(begin)
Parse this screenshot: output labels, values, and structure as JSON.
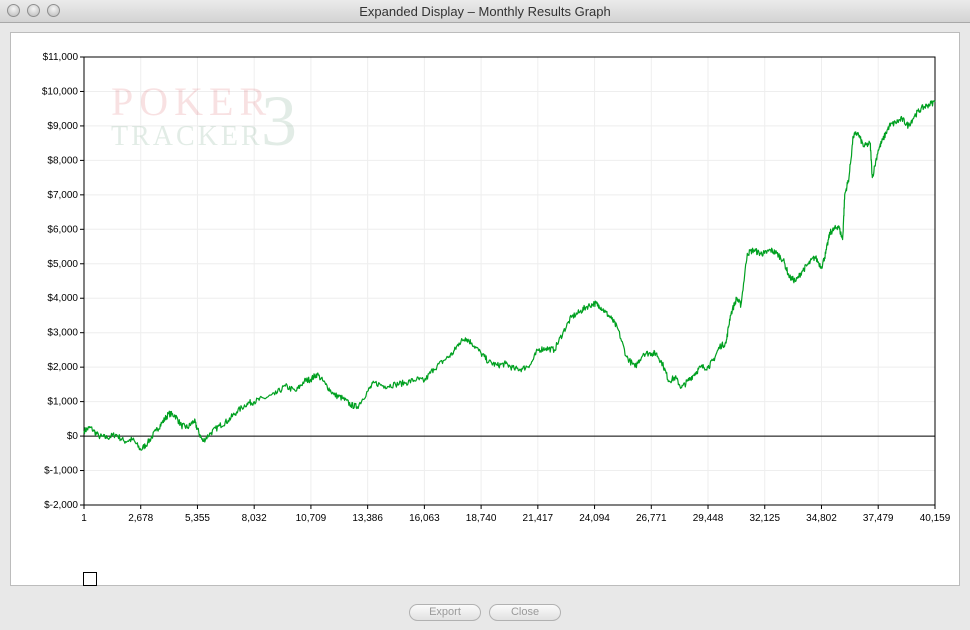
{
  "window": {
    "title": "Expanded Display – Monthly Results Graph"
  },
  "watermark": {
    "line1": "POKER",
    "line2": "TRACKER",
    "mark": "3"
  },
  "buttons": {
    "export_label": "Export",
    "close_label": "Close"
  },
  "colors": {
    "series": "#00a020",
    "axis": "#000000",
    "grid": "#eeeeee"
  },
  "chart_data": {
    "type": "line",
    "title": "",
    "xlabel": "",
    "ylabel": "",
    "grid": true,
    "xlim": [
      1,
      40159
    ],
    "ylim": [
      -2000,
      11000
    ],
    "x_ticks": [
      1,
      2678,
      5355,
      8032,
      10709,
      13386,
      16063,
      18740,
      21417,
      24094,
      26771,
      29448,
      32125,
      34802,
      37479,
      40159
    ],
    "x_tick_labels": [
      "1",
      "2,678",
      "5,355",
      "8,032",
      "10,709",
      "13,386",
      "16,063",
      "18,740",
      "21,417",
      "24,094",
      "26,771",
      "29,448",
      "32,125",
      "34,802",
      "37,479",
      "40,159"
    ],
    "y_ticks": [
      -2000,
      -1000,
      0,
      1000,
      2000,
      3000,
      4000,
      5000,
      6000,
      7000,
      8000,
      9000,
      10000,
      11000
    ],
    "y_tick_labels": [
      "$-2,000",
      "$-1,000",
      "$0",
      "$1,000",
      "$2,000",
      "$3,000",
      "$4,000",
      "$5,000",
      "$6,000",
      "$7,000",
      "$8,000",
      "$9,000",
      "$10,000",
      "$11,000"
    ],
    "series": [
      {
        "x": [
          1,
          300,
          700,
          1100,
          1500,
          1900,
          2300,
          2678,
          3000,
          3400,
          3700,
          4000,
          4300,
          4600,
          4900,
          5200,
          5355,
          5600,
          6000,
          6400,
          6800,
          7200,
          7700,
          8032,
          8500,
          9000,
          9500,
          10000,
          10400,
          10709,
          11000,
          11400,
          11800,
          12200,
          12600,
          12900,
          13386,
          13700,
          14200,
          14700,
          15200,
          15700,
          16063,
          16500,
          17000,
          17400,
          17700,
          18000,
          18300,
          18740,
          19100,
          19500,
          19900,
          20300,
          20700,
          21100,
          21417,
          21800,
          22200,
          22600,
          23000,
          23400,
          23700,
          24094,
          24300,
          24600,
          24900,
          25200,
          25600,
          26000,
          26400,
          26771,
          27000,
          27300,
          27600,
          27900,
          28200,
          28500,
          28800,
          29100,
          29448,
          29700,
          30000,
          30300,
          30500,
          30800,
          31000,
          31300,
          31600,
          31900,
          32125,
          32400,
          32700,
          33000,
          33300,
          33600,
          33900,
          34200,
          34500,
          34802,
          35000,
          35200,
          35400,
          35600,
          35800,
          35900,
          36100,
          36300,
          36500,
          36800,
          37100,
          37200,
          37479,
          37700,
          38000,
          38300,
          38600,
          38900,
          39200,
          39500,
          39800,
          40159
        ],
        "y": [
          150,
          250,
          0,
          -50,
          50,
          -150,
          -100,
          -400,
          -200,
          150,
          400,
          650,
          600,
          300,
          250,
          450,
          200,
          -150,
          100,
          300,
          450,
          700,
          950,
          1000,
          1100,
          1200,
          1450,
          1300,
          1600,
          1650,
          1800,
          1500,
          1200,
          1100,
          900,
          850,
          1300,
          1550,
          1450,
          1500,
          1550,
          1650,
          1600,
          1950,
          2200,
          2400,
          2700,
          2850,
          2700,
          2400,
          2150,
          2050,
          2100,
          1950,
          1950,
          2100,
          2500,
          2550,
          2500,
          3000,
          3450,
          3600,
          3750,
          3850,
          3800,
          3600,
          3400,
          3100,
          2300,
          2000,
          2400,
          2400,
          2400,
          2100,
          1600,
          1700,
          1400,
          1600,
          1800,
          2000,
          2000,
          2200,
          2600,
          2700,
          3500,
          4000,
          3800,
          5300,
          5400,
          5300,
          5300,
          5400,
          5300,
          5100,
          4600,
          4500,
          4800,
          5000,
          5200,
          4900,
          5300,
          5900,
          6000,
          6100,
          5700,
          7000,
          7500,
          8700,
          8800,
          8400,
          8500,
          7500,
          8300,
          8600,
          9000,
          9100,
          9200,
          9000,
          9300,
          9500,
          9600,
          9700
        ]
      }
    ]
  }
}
(end)
(begin)
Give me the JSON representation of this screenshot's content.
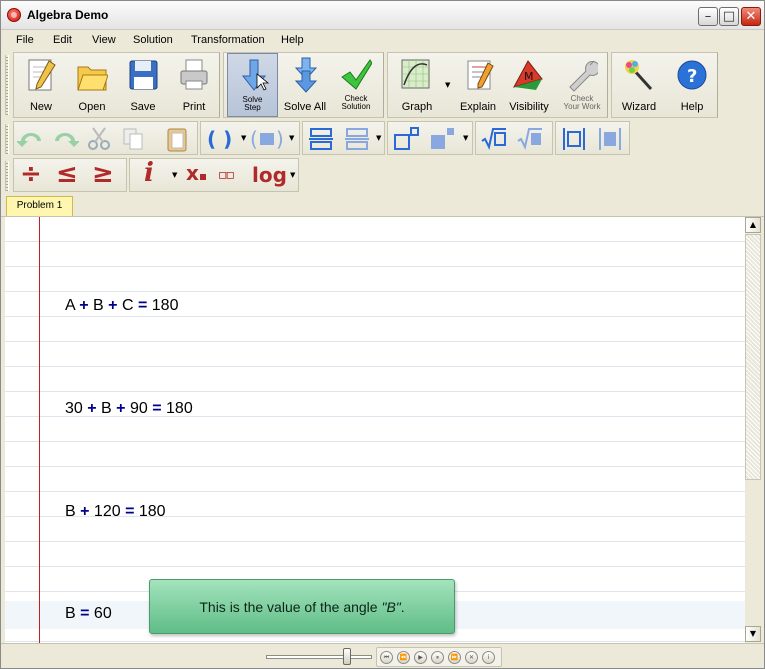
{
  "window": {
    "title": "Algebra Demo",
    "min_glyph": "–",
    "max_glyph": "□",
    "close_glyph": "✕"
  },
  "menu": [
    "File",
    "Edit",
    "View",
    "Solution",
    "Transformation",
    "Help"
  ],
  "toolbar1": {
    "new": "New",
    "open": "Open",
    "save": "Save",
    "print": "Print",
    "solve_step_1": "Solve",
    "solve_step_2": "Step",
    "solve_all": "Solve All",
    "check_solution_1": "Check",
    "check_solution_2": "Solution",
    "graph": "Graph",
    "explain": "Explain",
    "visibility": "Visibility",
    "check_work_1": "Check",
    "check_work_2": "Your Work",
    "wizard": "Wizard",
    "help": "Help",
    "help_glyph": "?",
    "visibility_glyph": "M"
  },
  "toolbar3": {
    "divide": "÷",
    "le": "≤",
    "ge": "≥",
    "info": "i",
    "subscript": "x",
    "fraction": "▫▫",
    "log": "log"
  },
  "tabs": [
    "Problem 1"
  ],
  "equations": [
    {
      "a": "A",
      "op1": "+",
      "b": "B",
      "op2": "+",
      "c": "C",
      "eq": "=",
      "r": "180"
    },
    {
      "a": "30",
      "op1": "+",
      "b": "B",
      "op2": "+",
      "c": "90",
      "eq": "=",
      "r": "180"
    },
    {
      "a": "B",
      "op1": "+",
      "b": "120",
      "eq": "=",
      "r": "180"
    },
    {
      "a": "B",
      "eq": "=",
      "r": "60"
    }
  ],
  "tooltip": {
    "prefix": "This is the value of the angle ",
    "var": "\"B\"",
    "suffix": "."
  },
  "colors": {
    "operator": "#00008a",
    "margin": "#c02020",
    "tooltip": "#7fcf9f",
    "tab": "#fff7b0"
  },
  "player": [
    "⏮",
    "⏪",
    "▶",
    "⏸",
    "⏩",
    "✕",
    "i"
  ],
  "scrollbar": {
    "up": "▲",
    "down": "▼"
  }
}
(end)
### Requirement
In how many lines does the word "title" appear? Respond with the number alone.

### Exercise output
3